#### [Input rows]

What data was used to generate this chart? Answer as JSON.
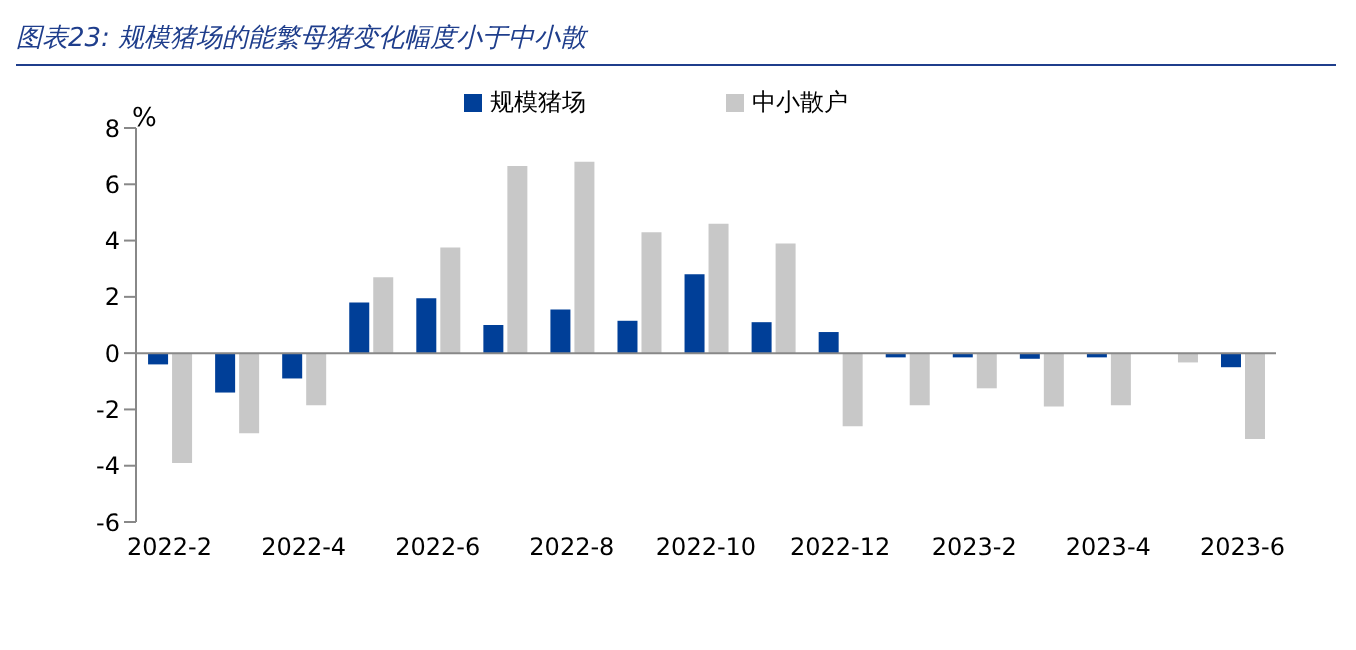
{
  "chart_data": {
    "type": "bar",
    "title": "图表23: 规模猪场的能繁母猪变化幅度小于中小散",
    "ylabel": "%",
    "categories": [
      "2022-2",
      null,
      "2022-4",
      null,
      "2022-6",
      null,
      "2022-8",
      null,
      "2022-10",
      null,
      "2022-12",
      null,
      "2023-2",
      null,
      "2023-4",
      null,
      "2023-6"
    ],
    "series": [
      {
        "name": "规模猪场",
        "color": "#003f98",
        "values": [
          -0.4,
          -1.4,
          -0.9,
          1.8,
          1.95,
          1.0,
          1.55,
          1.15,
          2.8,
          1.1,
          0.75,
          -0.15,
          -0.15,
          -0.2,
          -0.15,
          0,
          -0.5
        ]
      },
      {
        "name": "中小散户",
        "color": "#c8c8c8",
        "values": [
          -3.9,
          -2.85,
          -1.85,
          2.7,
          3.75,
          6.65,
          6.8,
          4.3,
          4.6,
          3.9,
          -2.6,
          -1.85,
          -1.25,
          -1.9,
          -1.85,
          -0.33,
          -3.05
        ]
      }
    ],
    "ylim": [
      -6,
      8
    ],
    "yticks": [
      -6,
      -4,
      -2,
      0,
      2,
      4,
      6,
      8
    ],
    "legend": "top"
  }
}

#### [To be done]
Transcribe every entry above exactly. Omit all pictures.

#### [Result of this exercise]
What data was used to generate this chart? Answer as JSON.
{
  "chart_data": {
    "type": "bar",
    "title": "图表23: 规模猪场的能繁母猪变化幅度小于中小散",
    "ylabel": "%",
    "categories": [
      "2022-2",
      null,
      "2022-4",
      null,
      "2022-6",
      null,
      "2022-8",
      null,
      "2022-10",
      null,
      "2022-12",
      null,
      "2023-2",
      null,
      "2023-4",
      null,
      "2023-6"
    ],
    "series": [
      {
        "name": "规模猪场",
        "color": "#003f98",
        "values": [
          -0.4,
          -1.4,
          -0.9,
          1.8,
          1.95,
          1.0,
          1.55,
          1.15,
          2.8,
          1.1,
          0.75,
          -0.15,
          -0.15,
          -0.2,
          -0.15,
          0,
          -0.5
        ]
      },
      {
        "name": "中小散户",
        "color": "#c8c8c8",
        "values": [
          -3.9,
          -2.85,
          -1.85,
          2.7,
          3.75,
          6.65,
          6.8,
          4.3,
          4.6,
          3.9,
          -2.6,
          -1.85,
          -1.25,
          -1.9,
          -1.85,
          -0.33,
          -3.05
        ]
      }
    ],
    "ylim": [
      -6,
      8
    ],
    "yticks": [
      -6,
      -4,
      -2,
      0,
      2,
      4,
      6,
      8
    ],
    "legend": "top"
  }
}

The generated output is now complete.